** Start Quoted passage **

We must love each other, every one of us, or all of us will fail.

Ethiopian Crown Delegation Visits Panama

Last month, representatives of the Ethiopian Crown Council traveled to Panama for an official visit hosted by the Panamanian government. HIH Prince Ermias Sahle-Selassie, President of the Crown Council, led the delegation, which included his wife HIH Princess Saba Kebede and advisors to the Crown Council representing the Moa Anbessa Institute. The trip, organized by the Tourism Authority of Panama, included meetings and events with Panama’s ministries of Foreign Affairs, Culture, and Tourism. These activities were part of a larger event on the theme of reunion between Africa and the African diaspora. Other guests included Her Majesty Queen Diambi of Congo’s Bakwa Luntu people; His Royal Highness Doctor Rilwan Sulaiman, Emir of Bauchi (Nigeria); and His Royal Highness Adeyeye Enitan Ogunwusi, the ooni of Ife (Nigeria).

On May 19, Prince Ermias gave a speech on the subject of colonialism and “The Unfinished Road to Freedom.” He described Ethiopia’s unique role in African history as the continent’s sole unconquered country and stressed the role that the Ethiopian monarchy played in unifying Ethiopia in the face of European aggression. He suggested that the final step in the liberation process was to “decolonize our minds.” He invited the audience to consider Africa’s wars over ethnicity, ideology, and natural resources, and asked “whether these are really our own values, or whether they have been imposed on us from the outside.” In his concluding remarks, he argued that “Africa’s traditional monarchies are a symbol of Africa’s freedom,” and called upon all Africans to “build a new generation of Africans proud of our traditions.”

On May 24, Prince Ermias joined the leadership of the Rastafarian community of Panama at an event hosted with the Ministry of Culture and the National Secretariat for the Development of Afro-Panamanians. Leading Rasta intellectuals presented on the topic of Rastafarians as a nation without a state. Prince Ermias gave a speech exploring the connections between the Rasta movement, Ethiopia’s church, and Ethiopia’s crown. He recorded the long history of support the African diaspora and the Rasta movement have given the Ethiopian crown, particularly during World War II and the years since the revolution of 1974.

** End Quoted passage **
** Start Data **

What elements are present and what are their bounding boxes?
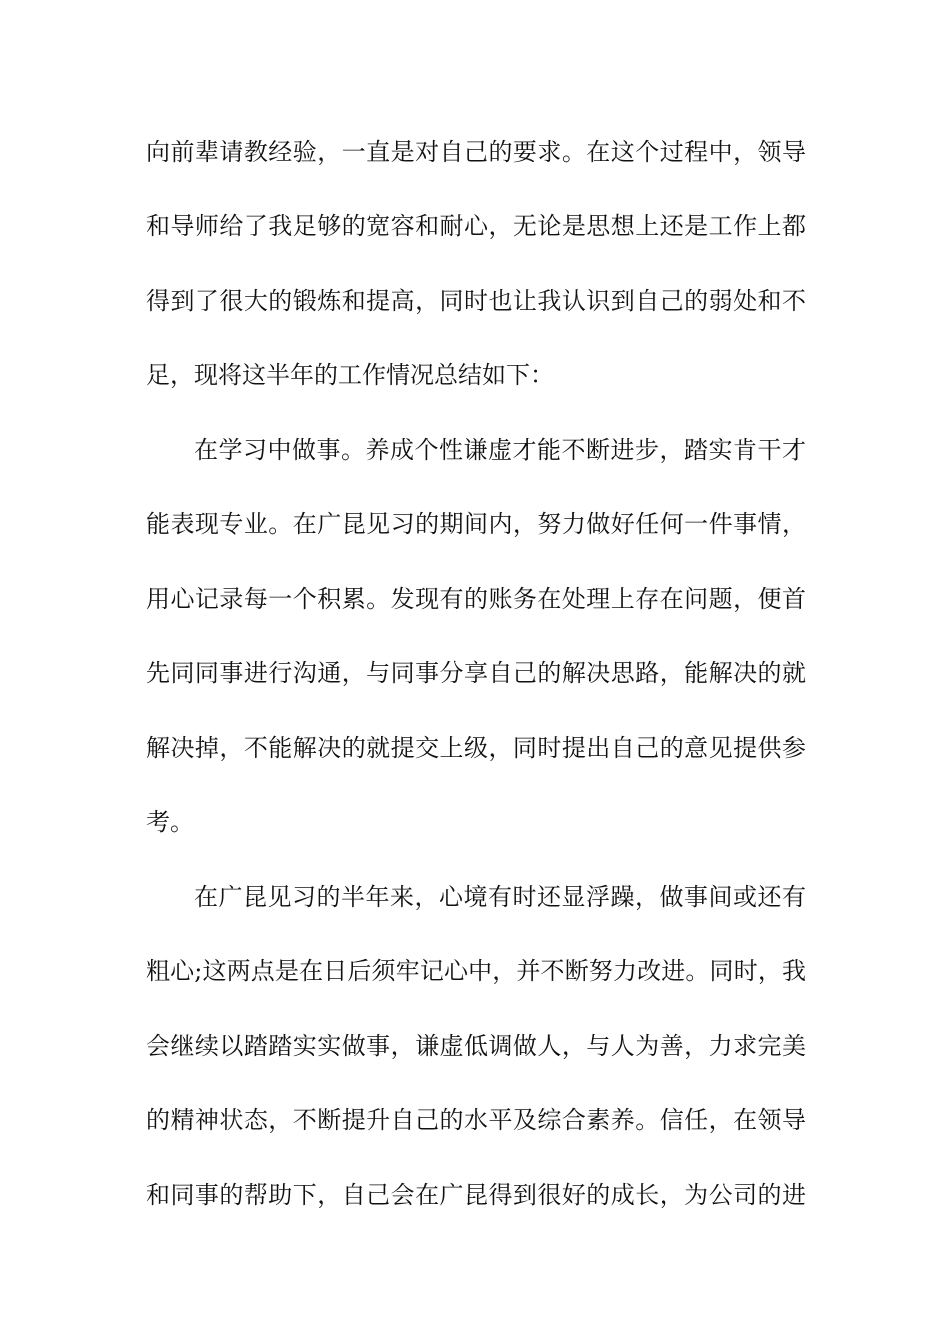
text-line: 的精神状态，不断提升自己的水平及综合素养。信任，在领导: [146, 1106, 806, 1134]
text-line: 粗心;这两点是在日后须牢记心中，并不断努力改进。同时，我: [146, 957, 806, 985]
text-line: 在学习中做事。养成个性谦虚才能不断进步，踏实肯干才: [194, 436, 806, 464]
text-line: 先同同事进行沟通，与同事分享自己的解决思路，能解决的就: [146, 659, 806, 687]
text-line: 向前辈请教经验，一直是对自己的要求。在这个过程中，领导: [146, 138, 806, 166]
text-line: 在广昆见习的半年来，心境有时还显浮躁，做事间或还有: [194, 883, 806, 911]
text-line: 足，现将这半年的工作情况总结如下：: [146, 361, 554, 389]
text-line: 能表现专业。在广昆见习的期间内，努力做好任何一件事情，: [146, 510, 806, 538]
text-line: 和导师给了我足够的宽容和耐心，无论是思想上还是工作上都: [146, 212, 806, 240]
text-line: 解决掉，不能解决的就提交上级，同时提出自己的意见提供参: [146, 734, 806, 762]
text-line: 和同事的帮助下，自己会在广昆得到很好的成长，为公司的进: [146, 1181, 806, 1209]
text-line: 用心记录每一个积累。发现有的账务在处理上存在问题，便首: [146, 585, 806, 613]
text-line: 会继续以踏踏实实做事，谦虚低调做人，与人为善，力求完美: [146, 1032, 806, 1060]
text-line: 考。: [146, 808, 194, 836]
text-line: 得到了很大的锻炼和提高，同时也让我认识到自己的弱处和不: [146, 287, 806, 315]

** End Data **

- What is asked: Reproduce the passage from the report on the Ethiopian Crown delegation's visit to Panama, everything from "On May 24, Prince" down to "revolution of 1974.".

- Output:
On May 24, Prince Ermias joined the leadership of the Rastafarian community of Panama at an event hosted with the Ministry of Culture and the National Secretariat for the Development of Afro-Panamanians. Leading Rasta intellectuals presented on the topic of Rastafarians as a nation without a state. Prince Ermias gave a speech exploring the connections between the Rasta movement, Ethiopia’s church, and Ethiopia’s crown. He recorded the long history of support the African diaspora and the Rasta movement have given the Ethiopian crown, particularly during World War II and the years since the revolution of 1974.